Objective: Write out the records below word for word, please.

Stored data:
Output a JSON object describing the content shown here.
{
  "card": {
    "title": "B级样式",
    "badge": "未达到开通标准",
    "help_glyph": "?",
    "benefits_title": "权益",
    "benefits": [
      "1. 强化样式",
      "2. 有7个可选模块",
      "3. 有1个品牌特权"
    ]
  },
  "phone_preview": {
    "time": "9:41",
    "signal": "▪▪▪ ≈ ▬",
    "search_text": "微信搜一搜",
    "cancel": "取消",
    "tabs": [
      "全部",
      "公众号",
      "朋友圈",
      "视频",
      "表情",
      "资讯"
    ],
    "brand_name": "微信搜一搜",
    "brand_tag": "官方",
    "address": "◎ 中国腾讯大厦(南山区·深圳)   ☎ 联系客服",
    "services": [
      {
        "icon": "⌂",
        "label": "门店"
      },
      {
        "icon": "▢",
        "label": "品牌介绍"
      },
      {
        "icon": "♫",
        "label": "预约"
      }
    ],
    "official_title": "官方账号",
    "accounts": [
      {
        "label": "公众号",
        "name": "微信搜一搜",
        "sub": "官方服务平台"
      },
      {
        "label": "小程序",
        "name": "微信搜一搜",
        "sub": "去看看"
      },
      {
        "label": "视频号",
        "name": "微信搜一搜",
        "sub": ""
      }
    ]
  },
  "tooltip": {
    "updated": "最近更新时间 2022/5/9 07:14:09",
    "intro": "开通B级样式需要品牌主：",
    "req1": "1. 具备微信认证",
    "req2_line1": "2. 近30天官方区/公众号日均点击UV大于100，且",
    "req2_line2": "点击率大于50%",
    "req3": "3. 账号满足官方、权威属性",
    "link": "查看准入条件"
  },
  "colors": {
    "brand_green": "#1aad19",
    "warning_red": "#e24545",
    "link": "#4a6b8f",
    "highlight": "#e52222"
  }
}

Reply:
Output a JSON object describing the content shown here.
{
  "card": {
    "title": "B级样式",
    "badge": "未达到开通标准",
    "help_glyph": "?",
    "benefits_title": "权益",
    "benefits": [
      "1. 强化样式",
      "2. 有7个可选模块",
      "3. 有1个品牌特权"
    ]
  },
  "phone_preview": {
    "time": "9:41",
    "signal": "▪▪▪ ≈ ▬",
    "search_text": "微信搜一搜",
    "cancel": "取消",
    "tabs": [
      "全部",
      "公众号",
      "朋友圈",
      "视频",
      "表情",
      "资讯"
    ],
    "brand_name": "微信搜一搜",
    "brand_tag": "官方",
    "address": "◎ 中国腾讯大厦(南山区·深圳)   ☎ 联系客服",
    "services": [
      {
        "icon": "⌂",
        "label": "门店"
      },
      {
        "icon": "▢",
        "label": "品牌介绍"
      },
      {
        "icon": "♫",
        "label": "预约"
      }
    ],
    "official_title": "官方账号",
    "accounts": [
      {
        "label": "公众号",
        "name": "微信搜一搜",
        "sub": "官方服务平台"
      },
      {
        "label": "小程序",
        "name": "微信搜一搜",
        "sub": "去看看"
      },
      {
        "label": "视频号",
        "name": "微信搜一搜",
        "sub": ""
      }
    ]
  },
  "tooltip": {
    "updated": "最近更新时间 2022/5/9 07:14:09",
    "intro": "开通B级样式需要品牌主：",
    "req1": "1. 具备微信认证",
    "req2_line1": "2. 近30天官方区/公众号日均点击UV大于100，且",
    "req2_line2": "点击率大于50%",
    "req3": "3. 账号满足官方、权威属性",
    "link": "查看准入条件"
  },
  "colors": {
    "brand_green": "#1aad19",
    "warning_red": "#e24545",
    "link": "#4a6b8f",
    "highlight": "#e52222"
  }
}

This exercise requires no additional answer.